==== Source data ====

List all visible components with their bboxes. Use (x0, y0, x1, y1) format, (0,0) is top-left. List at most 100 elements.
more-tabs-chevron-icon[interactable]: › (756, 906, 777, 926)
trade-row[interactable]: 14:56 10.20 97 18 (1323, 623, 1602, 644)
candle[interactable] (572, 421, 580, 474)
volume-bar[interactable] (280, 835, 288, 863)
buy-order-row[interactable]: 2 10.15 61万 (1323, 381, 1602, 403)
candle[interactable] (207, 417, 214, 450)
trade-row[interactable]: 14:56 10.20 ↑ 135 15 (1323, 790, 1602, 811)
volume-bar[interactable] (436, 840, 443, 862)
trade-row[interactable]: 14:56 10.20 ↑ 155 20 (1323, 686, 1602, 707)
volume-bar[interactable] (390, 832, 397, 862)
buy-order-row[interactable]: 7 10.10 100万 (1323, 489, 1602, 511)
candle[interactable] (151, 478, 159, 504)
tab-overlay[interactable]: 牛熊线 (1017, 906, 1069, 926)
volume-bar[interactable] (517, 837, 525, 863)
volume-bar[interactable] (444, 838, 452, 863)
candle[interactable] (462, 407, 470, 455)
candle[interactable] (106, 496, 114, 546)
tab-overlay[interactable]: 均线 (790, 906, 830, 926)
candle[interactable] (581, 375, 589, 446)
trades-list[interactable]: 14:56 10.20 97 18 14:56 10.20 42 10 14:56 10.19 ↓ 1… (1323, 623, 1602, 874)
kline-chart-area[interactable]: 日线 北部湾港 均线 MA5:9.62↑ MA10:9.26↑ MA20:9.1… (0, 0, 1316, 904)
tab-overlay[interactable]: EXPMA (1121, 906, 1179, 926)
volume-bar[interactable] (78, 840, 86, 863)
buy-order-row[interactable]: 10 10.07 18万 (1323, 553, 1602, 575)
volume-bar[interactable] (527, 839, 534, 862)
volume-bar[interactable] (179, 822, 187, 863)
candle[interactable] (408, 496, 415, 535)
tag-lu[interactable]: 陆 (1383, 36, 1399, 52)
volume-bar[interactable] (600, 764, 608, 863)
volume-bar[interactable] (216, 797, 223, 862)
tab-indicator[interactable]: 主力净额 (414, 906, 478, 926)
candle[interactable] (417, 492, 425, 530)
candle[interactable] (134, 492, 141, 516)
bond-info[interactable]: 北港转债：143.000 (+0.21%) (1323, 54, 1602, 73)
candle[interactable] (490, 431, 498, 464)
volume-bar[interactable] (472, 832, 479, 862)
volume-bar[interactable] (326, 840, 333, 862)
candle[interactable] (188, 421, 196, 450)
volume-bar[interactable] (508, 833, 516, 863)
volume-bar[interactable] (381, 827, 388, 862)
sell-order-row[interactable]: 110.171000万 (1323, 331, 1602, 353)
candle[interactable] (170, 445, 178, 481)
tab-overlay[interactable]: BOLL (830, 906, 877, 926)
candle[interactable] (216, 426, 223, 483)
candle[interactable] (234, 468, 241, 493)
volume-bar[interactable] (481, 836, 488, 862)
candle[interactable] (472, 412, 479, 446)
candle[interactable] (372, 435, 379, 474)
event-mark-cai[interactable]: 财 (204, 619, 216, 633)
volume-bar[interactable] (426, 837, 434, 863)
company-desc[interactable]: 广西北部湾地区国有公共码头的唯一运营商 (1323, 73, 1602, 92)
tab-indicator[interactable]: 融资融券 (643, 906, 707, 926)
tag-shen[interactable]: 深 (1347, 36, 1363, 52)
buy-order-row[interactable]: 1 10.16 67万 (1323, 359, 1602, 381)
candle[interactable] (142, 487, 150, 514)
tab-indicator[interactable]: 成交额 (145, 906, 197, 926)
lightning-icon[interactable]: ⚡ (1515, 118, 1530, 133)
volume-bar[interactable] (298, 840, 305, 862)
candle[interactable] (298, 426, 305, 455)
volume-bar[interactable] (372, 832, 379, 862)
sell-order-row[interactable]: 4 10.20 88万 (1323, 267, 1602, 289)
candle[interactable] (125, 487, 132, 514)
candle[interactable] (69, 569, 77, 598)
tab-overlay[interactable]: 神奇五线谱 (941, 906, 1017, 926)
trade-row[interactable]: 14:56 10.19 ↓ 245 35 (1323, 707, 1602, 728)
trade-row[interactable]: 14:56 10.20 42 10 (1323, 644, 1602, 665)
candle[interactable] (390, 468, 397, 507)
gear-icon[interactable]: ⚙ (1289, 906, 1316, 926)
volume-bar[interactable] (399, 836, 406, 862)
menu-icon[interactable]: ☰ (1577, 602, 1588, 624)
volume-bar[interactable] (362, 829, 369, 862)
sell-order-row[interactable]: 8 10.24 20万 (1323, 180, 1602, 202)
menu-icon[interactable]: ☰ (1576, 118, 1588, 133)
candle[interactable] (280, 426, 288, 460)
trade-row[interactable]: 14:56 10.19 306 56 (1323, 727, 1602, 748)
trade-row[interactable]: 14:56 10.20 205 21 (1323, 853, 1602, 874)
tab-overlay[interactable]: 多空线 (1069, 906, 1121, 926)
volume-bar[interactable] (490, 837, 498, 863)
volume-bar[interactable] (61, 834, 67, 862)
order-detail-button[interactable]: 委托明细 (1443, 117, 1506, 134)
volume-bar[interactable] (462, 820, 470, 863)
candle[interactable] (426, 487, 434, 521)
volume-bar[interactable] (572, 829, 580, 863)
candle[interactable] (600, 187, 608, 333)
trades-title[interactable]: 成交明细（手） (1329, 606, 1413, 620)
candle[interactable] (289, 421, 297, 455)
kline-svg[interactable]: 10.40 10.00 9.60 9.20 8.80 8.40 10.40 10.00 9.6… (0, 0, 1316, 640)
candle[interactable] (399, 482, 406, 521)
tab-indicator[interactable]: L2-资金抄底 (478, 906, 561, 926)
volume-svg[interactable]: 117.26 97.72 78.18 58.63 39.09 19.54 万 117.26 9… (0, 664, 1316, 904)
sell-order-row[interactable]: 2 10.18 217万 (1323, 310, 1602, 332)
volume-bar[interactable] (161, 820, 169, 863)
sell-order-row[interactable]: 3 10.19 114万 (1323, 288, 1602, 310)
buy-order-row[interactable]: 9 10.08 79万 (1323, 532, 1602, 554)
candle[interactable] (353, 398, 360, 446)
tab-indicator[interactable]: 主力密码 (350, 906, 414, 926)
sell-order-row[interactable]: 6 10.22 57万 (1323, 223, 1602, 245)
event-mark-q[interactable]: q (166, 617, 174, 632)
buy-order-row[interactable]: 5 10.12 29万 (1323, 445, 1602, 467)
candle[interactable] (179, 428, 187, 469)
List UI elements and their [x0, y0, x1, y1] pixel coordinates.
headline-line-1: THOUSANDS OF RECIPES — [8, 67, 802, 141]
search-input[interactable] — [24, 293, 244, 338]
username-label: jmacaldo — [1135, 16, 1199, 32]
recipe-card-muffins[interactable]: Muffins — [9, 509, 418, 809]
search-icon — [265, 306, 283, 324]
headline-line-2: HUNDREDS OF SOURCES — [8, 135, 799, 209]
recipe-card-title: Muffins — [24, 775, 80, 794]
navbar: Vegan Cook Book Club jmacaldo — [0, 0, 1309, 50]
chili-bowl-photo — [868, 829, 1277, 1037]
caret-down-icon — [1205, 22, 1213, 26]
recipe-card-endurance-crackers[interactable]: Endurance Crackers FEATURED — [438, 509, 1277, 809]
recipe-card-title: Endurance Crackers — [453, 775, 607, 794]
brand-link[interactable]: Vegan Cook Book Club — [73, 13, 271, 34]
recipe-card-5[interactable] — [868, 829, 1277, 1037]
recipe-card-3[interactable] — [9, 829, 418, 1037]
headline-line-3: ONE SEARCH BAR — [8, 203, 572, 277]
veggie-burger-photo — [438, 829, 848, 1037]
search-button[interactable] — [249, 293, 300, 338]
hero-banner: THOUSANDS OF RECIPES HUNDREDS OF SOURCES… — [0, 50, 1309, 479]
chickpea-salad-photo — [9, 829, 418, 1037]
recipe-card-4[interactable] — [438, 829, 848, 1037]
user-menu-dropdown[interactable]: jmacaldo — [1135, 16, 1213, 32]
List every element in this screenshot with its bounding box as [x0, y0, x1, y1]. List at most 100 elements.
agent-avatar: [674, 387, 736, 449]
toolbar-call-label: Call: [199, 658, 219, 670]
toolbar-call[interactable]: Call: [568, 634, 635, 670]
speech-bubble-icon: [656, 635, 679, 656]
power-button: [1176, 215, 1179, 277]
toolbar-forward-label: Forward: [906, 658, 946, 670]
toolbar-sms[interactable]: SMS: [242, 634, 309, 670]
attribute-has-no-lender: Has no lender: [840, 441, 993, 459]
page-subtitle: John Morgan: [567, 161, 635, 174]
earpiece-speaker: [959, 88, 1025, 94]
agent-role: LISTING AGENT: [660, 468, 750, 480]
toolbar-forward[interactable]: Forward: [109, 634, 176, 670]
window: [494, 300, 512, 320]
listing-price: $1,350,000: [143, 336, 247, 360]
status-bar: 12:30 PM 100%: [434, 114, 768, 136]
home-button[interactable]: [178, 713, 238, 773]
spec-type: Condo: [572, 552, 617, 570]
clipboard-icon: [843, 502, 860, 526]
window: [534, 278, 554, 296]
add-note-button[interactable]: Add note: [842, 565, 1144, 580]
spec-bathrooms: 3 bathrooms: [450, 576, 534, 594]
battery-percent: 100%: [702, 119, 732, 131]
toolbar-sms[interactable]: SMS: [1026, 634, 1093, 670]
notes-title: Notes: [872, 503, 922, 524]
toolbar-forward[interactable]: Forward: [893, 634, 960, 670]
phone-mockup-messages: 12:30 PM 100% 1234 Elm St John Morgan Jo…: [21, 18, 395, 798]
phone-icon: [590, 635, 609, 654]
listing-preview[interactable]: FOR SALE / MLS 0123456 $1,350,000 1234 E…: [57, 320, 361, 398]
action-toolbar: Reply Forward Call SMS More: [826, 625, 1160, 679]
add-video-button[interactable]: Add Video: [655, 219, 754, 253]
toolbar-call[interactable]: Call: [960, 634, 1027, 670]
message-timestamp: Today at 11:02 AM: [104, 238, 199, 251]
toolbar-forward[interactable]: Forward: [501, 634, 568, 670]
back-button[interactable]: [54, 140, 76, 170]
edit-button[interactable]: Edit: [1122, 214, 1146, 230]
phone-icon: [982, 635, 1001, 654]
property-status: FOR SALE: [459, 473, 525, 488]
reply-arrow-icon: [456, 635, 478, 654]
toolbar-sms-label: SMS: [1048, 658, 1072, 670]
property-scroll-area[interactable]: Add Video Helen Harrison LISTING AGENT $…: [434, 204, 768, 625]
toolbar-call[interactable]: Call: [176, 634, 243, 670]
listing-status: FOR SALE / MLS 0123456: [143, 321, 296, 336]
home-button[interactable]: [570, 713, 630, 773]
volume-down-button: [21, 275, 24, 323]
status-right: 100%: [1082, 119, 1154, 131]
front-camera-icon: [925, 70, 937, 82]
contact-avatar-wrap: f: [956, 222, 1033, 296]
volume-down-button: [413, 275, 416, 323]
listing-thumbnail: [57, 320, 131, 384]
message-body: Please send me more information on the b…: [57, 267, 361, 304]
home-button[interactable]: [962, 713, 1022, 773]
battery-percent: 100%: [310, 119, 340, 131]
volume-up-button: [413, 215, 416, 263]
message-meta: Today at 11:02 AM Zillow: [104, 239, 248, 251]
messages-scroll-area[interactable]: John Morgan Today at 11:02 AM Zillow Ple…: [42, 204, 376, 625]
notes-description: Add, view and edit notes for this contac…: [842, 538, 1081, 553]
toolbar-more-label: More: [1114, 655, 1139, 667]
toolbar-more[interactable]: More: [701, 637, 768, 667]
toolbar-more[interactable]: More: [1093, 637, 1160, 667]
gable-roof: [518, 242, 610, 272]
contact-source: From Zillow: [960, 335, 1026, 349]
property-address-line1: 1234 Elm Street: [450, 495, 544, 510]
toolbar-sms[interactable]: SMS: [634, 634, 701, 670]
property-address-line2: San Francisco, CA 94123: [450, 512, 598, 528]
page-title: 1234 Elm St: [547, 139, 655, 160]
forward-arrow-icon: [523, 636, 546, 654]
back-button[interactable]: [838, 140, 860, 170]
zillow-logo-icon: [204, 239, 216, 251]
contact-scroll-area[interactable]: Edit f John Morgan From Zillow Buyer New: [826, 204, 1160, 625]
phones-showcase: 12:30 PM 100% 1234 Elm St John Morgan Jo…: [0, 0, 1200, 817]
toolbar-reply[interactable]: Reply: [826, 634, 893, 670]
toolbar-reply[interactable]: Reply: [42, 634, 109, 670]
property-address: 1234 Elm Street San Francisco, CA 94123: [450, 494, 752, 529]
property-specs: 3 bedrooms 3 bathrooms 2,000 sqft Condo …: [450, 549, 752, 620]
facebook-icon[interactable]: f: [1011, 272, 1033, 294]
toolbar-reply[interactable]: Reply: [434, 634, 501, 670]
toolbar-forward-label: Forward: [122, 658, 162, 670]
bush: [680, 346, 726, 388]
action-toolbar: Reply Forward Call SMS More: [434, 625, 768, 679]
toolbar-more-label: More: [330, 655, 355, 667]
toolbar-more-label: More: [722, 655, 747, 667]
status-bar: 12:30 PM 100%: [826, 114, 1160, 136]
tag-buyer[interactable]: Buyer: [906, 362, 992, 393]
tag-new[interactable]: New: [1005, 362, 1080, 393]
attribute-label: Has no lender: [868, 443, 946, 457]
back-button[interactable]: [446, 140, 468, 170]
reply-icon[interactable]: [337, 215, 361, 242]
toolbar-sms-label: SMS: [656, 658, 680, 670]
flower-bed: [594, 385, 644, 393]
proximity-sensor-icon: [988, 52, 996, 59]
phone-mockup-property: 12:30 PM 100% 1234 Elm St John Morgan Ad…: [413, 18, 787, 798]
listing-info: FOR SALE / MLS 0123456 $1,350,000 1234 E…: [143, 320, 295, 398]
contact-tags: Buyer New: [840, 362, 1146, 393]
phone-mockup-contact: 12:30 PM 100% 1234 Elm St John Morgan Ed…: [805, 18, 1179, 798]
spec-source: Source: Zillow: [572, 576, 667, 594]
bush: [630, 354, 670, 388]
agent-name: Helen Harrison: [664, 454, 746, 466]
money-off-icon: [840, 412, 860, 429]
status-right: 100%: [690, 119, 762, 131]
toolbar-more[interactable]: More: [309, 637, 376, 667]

====

Task to carry out.
Lay out the lines from the first one through the line containing "candle[interactable] (462, 407, 470, 455)" as a JSON list of strings, one string per line and no blank lines.

Solution for this exercise.
[
  "List all visible components with their bboxes. Use (x0, y0, x1, y1) format, (0,0) is top-left. List at most 100 elements.",
  "more-tabs-chevron-icon[interactable]: › (756, 906, 777, 926)",
  "trade-row[interactable]: 14:56 10.20 97 18 (1323, 623, 1602, 644)",
  "candle[interactable] (572, 421, 580, 474)",
  "volume-bar[interactable] (280, 835, 288, 863)",
  "buy-order-row[interactable]: 2 10.15 61万 (1323, 381, 1602, 403)",
  "candle[interactable] (207, 417, 214, 450)",
  "trade-row[interactable]: 14:56 10.20 ↑ 135 15 (1323, 790, 1602, 811)",
  "volume-bar[interactable] (436, 840, 443, 862)",
  "trade-row[interactable]: 14:56 10.20 ↑ 155 20 (1323, 686, 1602, 707)",
  "volume-bar[interactable] (390, 832, 397, 862)",
  "buy-order-row[interactable]: 7 10.10 100万 (1323, 489, 1602, 511)",
  "candle[interactable] (151, 478, 159, 504)",
  "tab-overlay[interactable]: 牛熊线 (1017, 906, 1069, 926)",
  "volume-bar[interactable] (517, 837, 525, 863)",
  "volume-bar[interactable] (444, 838, 452, 863)",
  "candle[interactable] (462, 407, 470, 455)"
]